:: Data shown ::
━━━━━━━━━━

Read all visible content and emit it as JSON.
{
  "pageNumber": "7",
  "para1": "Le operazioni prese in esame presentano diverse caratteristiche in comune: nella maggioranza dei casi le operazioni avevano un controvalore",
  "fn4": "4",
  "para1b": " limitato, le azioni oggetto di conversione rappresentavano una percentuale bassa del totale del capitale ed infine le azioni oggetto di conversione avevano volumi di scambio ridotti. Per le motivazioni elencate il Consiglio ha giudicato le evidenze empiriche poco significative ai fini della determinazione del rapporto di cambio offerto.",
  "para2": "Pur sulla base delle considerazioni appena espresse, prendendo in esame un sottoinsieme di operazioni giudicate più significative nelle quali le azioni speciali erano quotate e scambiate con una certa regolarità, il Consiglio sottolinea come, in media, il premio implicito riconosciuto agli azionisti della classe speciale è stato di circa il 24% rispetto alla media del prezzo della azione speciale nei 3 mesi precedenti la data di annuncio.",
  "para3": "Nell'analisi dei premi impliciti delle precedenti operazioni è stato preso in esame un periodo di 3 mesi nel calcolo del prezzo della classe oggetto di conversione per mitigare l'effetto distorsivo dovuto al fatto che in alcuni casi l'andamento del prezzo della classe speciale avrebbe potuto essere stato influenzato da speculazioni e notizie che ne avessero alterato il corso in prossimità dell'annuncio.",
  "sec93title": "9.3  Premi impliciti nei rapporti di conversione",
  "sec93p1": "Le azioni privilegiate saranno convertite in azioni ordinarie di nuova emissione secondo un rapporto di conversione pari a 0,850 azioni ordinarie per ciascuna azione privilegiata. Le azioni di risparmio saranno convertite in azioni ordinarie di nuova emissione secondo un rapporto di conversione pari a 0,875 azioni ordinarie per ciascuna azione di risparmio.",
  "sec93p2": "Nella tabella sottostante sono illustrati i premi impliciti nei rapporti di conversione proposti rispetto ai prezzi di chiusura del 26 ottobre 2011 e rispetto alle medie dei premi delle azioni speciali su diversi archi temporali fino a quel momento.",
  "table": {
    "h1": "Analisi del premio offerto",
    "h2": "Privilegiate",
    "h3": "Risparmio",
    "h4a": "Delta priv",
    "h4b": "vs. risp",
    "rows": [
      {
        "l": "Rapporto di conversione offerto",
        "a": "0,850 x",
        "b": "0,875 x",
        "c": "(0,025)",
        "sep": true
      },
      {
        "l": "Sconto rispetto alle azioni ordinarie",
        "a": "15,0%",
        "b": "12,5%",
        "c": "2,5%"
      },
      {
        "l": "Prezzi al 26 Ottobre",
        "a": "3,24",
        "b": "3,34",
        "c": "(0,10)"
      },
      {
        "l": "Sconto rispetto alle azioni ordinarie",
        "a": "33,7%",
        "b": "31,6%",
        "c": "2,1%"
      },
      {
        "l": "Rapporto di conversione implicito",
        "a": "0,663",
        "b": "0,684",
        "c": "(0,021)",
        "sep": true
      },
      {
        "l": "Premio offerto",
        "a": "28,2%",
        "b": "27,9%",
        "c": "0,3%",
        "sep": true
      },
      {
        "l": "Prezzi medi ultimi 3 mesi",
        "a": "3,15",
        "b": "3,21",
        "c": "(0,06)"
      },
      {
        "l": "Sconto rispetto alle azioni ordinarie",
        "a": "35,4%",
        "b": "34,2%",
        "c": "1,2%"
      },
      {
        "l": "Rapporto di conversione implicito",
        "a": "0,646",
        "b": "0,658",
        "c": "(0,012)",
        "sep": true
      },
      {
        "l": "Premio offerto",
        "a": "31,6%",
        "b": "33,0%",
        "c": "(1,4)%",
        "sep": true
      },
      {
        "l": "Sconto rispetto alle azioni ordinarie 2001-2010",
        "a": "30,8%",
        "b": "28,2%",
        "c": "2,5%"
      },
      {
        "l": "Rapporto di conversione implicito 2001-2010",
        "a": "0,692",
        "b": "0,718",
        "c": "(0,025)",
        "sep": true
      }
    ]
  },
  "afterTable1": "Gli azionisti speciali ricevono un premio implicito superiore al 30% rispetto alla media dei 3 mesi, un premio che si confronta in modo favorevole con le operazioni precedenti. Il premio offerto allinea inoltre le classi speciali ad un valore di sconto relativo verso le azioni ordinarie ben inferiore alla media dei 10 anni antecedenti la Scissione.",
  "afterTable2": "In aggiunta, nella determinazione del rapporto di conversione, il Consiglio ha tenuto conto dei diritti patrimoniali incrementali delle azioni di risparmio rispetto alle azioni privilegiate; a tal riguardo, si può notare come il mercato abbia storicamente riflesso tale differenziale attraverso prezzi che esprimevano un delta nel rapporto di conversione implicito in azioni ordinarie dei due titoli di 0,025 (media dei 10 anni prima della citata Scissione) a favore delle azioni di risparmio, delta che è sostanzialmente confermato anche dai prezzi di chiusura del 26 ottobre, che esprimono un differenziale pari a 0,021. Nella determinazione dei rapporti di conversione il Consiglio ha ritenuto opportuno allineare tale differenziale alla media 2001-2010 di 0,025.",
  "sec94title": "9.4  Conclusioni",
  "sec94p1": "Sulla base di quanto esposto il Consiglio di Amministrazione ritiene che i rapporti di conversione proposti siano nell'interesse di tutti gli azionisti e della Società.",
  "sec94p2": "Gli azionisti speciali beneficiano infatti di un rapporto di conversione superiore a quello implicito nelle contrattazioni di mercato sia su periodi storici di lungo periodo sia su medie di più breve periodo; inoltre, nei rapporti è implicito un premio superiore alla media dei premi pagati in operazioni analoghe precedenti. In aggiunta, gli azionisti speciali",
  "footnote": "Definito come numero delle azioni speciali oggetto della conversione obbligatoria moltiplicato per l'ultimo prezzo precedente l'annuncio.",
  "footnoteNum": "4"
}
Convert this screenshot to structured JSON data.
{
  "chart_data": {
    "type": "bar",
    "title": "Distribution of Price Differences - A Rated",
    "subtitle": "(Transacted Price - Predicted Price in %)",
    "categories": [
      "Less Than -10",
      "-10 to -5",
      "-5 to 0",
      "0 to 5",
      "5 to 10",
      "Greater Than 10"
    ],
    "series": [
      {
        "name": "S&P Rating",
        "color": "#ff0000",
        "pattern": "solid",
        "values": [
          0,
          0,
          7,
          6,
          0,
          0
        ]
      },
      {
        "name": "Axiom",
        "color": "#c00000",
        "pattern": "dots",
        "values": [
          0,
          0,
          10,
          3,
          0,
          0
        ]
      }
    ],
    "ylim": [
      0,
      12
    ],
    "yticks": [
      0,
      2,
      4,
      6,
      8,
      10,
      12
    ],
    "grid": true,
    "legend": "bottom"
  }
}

━━━━━━━━━━

:: Task to complete ::
Find "Price". Copy every line it occurs in.

:: Written answer ::
    "title": "Distribution of Price Differences - A Rated",
    "subtitle": "(Transacted Price - Predicted Price in %)",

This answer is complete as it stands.